Rows from a figure dataset

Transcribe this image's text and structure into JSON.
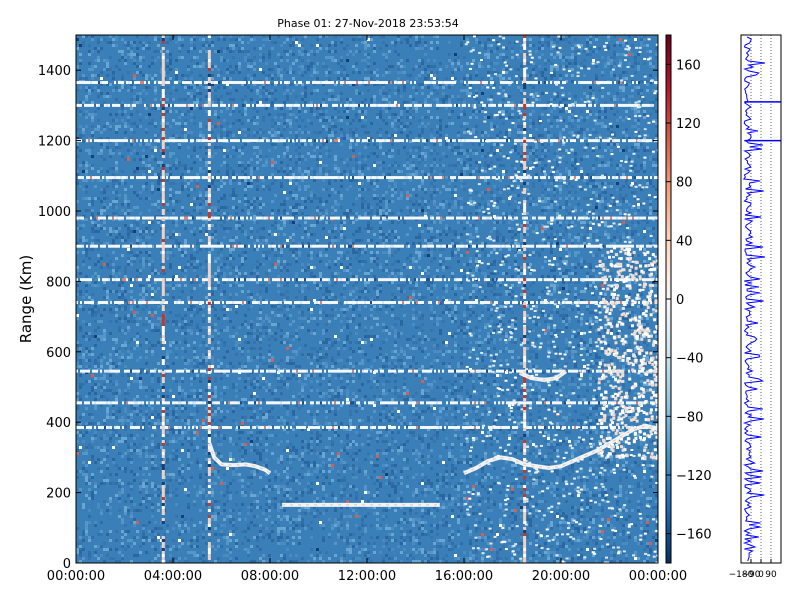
{
  "chart_data": [
    {
      "type": "heatmap",
      "title": "Phase 01: 27-Nov-2018 23:53:54",
      "xlabel": "",
      "ylabel": "Range (Km)",
      "x_ticks": [
        "00:00:00",
        "04:00:00",
        "08:00:00",
        "12:00:00",
        "16:00:00",
        "20:00:00",
        "00:00:00"
      ],
      "x_range_hours": [
        0,
        24
      ],
      "y_ticks": [
        0,
        200,
        400,
        600,
        800,
        1000,
        1200,
        1400
      ],
      "ylim": [
        0,
        1500
      ],
      "colormap": "RdBu_r",
      "base_color": "#3a7fb8",
      "colorbar": {
        "vmin": -180,
        "vmax": 180,
        "ticks": [
          -160,
          -120,
          -80,
          -40,
          0,
          40,
          80,
          120,
          160
        ]
      },
      "grid": false,
      "features": {
        "bright_range_bands_km": [
          1365,
          1300,
          1200,
          1095,
          980,
          900,
          805,
          740,
          545,
          455,
          385
        ],
        "vertical_artifact_hours": [
          3.6,
          5.5,
          18.5
        ],
        "bright_traces": [
          {
            "name": "",
            "x_hours": [
              5.5,
              5.7,
              6.0,
              6.5,
              7.0,
              7.4,
              7.8,
              8.0
            ],
            "y_km": [
              340,
              300,
              280,
              278,
              280,
              275,
              265,
              255
            ]
          },
          {
            "name": "",
            "x_hours": [
              8.5,
              9.5,
              10.5,
              11.5,
              12.5,
              13.5,
              14.5,
              15.0
            ],
            "y_km": [
              165,
              165,
              165,
              165,
              165,
              165,
              165,
              165
            ]
          },
          {
            "name": "",
            "x_hours": [
              16.0,
              16.5,
              17.0,
              17.5,
              18.0,
              18.5,
              19.0,
              19.5,
              20.0,
              20.5,
              21.0,
              21.5,
              22.0,
              22.5,
              23.0,
              23.5,
              24.0
            ],
            "y_km": [
              255,
              270,
              290,
              300,
              295,
              280,
              275,
              270,
              275,
              290,
              305,
              320,
              340,
              360,
              380,
              390,
              380
            ]
          },
          {
            "name": "",
            "x_hours": [
              18.3,
              18.8,
              19.3,
              19.8,
              20.2
            ],
            "y_km": [
              540,
              525,
              520,
              525,
              545
            ]
          }
        ]
      }
    },
    {
      "type": "line",
      "title": "",
      "xlabel": "",
      "ylabel": "",
      "x_tick_labels": [
        "-180",
        "-90",
        "0",
        "90"
      ],
      "x_tick_values": [
        -180,
        -90,
        0,
        90
      ],
      "xlim": [
        -180,
        180
      ],
      "ylim": [
        0,
        1500
      ],
      "line_color": "#0000ff",
      "grid": true,
      "series": [
        {
          "name": "",
          "profile_note": "",
          "x": [],
          "y": []
        }
      ]
    }
  ]
}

**Description of the task:** Reproduce the records verbatim, omitting all images they contain.

**Output below:**
Transcribe this image's text and structure into JSON.
{
  "chart_data": [
    {
      "type": "heatmap",
      "title": "Phase 01: 27-Nov-2018 23:53:54",
      "xlabel": "",
      "ylabel": "Range (Km)",
      "x_ticks": [
        "00:00:00",
        "04:00:00",
        "08:00:00",
        "12:00:00",
        "16:00:00",
        "20:00:00",
        "00:00:00"
      ],
      "x_range_hours": [
        0,
        24
      ],
      "y_ticks": [
        0,
        200,
        400,
        600,
        800,
        1000,
        1200,
        1400
      ],
      "ylim": [
        0,
        1500
      ],
      "colormap": "RdBu_r",
      "base_color": "#3a7fb8",
      "colorbar": {
        "vmin": -180,
        "vmax": 180,
        "ticks": [
          -160,
          -120,
          -80,
          -40,
          0,
          40,
          80,
          120,
          160
        ]
      },
      "grid": false,
      "features": {
        "bright_range_bands_km": [
          1365,
          1300,
          1200,
          1095,
          980,
          900,
          805,
          740,
          545,
          455,
          385
        ],
        "vertical_artifact_hours": [
          3.6,
          5.5,
          18.5
        ],
        "bright_traces": [
          {
            "name": "",
            "x_hours": [
              5.5,
              5.7,
              6.0,
              6.5,
              7.0,
              7.4,
              7.8,
              8.0
            ],
            "y_km": [
              340,
              300,
              280,
              278,
              280,
              275,
              265,
              255
            ]
          },
          {
            "name": "",
            "x_hours": [
              8.5,
              9.5,
              10.5,
              11.5,
              12.5,
              13.5,
              14.5,
              15.0
            ],
            "y_km": [
              165,
              165,
              165,
              165,
              165,
              165,
              165,
              165
            ]
          },
          {
            "name": "",
            "x_hours": [
              16.0,
              16.5,
              17.0,
              17.5,
              18.0,
              18.5,
              19.0,
              19.5,
              20.0,
              20.5,
              21.0,
              21.5,
              22.0,
              22.5,
              23.0,
              23.5,
              24.0
            ],
            "y_km": [
              255,
              270,
              290,
              300,
              295,
              280,
              275,
              270,
              275,
              290,
              305,
              320,
              340,
              360,
              380,
              390,
              380
            ]
          },
          {
            "name": "",
            "x_hours": [
              18.3,
              18.8,
              19.3,
              19.8,
              20.2
            ],
            "y_km": [
              540,
              525,
              520,
              525,
              545
            ]
          }
        ]
      }
    },
    {
      "type": "line",
      "title": "",
      "xlabel": "",
      "ylabel": "",
      "x_tick_labels": [
        "-180",
        "-90",
        "0",
        "90"
      ],
      "x_tick_values": [
        -180,
        -90,
        0,
        90
      ],
      "xlim": [
        -180,
        180
      ],
      "ylim": [
        0,
        1500
      ],
      "line_color": "#0000ff",
      "grid": true,
      "series": [
        {
          "name": "",
          "profile_note": "",
          "x": [],
          "y": []
        }
      ]
    }
  ]
}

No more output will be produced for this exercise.